> _Requirements_
Only lines with the string "additional" matter here; gather them from the material below.

> _Material for this task_
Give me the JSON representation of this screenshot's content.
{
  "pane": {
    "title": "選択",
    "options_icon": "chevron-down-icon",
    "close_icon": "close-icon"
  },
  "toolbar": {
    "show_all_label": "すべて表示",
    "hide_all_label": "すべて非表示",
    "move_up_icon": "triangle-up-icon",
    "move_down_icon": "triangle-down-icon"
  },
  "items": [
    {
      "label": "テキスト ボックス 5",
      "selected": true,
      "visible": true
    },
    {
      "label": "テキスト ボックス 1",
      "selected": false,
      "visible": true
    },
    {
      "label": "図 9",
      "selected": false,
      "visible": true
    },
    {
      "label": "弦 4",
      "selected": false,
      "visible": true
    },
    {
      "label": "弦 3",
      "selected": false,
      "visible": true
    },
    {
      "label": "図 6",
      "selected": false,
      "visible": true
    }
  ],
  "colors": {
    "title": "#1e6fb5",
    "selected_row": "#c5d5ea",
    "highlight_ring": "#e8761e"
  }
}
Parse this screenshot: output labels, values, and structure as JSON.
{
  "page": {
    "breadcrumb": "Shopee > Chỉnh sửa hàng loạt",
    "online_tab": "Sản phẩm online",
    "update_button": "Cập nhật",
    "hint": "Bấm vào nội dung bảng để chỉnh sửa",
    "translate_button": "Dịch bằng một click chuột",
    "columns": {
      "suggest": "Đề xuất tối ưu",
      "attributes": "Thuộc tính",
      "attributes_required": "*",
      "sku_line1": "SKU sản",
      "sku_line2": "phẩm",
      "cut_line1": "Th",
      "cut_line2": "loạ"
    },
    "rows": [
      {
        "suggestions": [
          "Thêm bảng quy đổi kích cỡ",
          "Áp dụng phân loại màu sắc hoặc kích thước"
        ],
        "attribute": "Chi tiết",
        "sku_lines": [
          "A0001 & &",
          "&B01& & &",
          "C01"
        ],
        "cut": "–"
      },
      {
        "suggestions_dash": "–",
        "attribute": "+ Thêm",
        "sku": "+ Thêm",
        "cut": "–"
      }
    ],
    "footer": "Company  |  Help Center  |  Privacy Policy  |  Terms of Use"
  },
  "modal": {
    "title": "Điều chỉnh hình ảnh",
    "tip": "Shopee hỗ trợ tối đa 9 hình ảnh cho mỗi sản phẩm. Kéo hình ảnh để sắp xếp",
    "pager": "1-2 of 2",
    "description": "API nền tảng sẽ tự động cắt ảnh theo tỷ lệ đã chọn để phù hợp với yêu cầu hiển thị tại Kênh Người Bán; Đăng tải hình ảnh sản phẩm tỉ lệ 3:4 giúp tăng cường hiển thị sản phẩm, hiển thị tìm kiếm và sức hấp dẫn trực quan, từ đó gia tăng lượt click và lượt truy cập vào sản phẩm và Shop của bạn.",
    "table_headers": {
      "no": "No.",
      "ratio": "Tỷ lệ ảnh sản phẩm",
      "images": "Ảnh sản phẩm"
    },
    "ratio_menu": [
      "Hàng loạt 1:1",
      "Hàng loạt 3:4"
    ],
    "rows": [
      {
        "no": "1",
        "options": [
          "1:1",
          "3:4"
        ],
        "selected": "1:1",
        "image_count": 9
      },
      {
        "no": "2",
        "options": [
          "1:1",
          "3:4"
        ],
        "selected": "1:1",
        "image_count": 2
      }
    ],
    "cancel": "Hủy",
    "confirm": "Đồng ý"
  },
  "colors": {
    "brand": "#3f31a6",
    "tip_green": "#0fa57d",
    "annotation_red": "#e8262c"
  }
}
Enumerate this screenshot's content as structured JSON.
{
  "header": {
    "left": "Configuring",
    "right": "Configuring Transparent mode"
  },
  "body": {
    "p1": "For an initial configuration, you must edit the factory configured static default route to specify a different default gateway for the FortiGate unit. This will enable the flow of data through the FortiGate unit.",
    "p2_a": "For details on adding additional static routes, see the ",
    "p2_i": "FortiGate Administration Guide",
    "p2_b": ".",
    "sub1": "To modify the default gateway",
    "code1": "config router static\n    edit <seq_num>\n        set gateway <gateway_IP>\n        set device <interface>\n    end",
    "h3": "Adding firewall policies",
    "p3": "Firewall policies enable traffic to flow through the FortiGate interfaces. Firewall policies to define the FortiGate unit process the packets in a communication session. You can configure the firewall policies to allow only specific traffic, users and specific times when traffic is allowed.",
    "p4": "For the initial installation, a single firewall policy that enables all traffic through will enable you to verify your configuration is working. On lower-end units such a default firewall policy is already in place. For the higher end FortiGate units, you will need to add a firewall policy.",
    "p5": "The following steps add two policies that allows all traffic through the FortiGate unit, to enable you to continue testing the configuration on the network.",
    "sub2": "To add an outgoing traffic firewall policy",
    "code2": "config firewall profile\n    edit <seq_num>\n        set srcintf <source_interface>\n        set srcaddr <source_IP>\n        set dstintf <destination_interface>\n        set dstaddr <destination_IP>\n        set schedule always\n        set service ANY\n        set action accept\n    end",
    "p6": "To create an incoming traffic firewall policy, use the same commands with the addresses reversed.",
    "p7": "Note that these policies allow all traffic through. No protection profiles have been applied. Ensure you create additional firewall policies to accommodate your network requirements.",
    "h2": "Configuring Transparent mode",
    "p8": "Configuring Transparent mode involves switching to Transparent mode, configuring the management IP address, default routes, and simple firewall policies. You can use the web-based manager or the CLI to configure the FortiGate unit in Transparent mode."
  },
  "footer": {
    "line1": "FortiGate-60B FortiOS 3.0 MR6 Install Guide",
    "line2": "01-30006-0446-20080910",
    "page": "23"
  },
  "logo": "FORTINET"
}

> _Solution to this task_
    "p2_a": "For details on adding additional static routes, see the ",
    "p7": "Note that these policies allow all traffic through. No protection profiles have been applied. Ensure you create additional firewall policies to accommodate your network requirements.",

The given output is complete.